Records excerpted from a collection:
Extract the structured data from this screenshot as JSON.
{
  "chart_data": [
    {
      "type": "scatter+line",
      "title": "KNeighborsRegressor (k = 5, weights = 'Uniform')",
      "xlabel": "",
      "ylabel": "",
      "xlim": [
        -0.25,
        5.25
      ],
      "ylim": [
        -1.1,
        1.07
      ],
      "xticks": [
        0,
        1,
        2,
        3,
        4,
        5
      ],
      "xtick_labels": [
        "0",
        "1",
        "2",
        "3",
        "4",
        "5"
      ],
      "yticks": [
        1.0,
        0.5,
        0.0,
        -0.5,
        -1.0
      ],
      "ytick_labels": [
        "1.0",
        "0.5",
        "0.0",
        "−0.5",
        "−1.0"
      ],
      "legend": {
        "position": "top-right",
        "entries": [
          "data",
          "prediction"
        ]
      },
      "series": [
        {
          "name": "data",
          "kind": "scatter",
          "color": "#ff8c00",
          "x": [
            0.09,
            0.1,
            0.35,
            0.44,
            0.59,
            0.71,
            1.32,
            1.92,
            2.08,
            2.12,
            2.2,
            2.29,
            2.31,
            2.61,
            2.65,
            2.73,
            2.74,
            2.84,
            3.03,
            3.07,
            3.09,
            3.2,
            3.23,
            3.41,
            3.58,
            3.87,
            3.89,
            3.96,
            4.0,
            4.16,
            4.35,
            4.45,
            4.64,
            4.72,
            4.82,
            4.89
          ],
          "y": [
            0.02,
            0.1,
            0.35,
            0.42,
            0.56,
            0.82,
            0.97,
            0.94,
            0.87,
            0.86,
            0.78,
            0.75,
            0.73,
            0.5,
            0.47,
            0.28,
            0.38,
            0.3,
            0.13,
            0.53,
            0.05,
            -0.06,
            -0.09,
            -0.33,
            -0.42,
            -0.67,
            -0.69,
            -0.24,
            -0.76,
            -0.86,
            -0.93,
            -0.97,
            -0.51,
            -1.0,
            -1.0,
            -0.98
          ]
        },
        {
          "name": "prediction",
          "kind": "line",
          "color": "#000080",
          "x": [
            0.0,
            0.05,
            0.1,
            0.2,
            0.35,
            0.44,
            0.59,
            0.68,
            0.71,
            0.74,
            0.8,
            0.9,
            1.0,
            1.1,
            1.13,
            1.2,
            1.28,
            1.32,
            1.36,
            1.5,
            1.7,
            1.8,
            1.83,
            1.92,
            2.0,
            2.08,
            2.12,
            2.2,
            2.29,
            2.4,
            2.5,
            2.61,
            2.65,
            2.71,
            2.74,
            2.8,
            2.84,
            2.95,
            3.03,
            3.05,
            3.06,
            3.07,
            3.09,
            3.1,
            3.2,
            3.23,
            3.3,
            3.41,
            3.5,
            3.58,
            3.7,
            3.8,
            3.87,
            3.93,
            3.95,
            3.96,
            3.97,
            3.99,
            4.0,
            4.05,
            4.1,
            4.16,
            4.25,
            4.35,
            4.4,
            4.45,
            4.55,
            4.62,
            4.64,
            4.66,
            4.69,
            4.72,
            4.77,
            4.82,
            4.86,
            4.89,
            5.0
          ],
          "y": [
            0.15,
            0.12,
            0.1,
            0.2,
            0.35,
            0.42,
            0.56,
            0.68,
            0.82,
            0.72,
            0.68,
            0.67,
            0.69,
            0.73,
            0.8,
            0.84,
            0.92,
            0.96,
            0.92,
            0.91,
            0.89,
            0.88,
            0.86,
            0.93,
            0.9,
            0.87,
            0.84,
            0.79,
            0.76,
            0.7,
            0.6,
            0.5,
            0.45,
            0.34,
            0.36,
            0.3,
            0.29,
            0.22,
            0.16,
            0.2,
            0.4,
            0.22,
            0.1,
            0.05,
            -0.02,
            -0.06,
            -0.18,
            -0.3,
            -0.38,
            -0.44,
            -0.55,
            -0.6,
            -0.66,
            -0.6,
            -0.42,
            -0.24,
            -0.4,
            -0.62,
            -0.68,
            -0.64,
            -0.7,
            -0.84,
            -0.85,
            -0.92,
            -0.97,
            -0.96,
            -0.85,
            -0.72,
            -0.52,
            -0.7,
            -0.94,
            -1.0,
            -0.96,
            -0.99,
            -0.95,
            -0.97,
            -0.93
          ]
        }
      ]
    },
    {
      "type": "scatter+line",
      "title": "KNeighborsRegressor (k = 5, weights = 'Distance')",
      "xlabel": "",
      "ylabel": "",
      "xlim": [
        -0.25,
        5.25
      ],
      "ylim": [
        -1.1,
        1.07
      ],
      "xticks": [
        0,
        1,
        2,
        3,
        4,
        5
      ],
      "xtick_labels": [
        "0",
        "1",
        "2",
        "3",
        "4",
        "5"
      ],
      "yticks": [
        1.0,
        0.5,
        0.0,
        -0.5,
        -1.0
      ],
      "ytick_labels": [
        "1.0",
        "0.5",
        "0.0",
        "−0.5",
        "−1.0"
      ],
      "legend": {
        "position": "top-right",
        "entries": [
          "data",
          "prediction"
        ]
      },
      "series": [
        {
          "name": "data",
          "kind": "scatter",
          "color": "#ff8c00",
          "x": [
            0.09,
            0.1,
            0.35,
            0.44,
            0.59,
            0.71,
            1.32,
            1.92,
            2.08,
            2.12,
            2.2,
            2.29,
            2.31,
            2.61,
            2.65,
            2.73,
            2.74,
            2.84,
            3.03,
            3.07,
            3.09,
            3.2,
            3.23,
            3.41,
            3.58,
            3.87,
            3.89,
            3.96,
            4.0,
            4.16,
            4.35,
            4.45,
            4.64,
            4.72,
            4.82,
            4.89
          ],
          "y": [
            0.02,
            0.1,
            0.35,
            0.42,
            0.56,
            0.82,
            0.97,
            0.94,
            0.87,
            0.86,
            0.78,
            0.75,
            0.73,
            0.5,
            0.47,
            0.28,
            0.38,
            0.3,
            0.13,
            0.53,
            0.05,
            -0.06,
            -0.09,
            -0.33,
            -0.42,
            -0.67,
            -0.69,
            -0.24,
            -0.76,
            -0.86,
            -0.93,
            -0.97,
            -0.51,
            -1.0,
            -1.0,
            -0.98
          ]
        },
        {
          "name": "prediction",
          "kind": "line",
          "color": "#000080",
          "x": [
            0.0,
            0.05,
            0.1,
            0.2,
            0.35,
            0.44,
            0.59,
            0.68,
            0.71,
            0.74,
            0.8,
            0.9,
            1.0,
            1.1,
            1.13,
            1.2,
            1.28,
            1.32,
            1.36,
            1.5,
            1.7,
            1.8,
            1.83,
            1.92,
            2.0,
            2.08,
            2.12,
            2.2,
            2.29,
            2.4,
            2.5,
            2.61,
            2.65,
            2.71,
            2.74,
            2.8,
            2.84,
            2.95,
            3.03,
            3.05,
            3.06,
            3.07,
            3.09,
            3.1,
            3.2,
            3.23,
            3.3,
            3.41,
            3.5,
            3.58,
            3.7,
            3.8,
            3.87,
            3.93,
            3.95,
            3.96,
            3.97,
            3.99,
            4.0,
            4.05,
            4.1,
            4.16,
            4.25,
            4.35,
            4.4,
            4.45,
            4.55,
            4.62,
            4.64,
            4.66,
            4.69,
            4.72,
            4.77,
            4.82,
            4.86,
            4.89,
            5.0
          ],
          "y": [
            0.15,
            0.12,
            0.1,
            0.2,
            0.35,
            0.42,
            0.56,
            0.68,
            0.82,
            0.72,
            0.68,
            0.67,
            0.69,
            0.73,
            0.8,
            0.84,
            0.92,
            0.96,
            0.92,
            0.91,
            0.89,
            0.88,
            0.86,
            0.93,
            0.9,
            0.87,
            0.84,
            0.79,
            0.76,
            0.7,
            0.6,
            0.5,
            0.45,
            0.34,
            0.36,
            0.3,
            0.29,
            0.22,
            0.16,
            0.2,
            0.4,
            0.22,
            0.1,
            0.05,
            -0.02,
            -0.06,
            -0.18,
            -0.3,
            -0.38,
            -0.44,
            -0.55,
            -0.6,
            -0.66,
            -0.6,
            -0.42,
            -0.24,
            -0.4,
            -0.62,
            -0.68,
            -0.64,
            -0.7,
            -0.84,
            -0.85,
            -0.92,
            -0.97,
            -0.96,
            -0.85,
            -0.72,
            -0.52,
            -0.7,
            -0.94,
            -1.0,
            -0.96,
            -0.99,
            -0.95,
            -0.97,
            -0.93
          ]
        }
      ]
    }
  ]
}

» **STATED EXERCISE**:
Examine the records and report how many lines contain the string "KNeighborsRegressor". Only the number should be given.

» **EXERCISE RESULT**:
2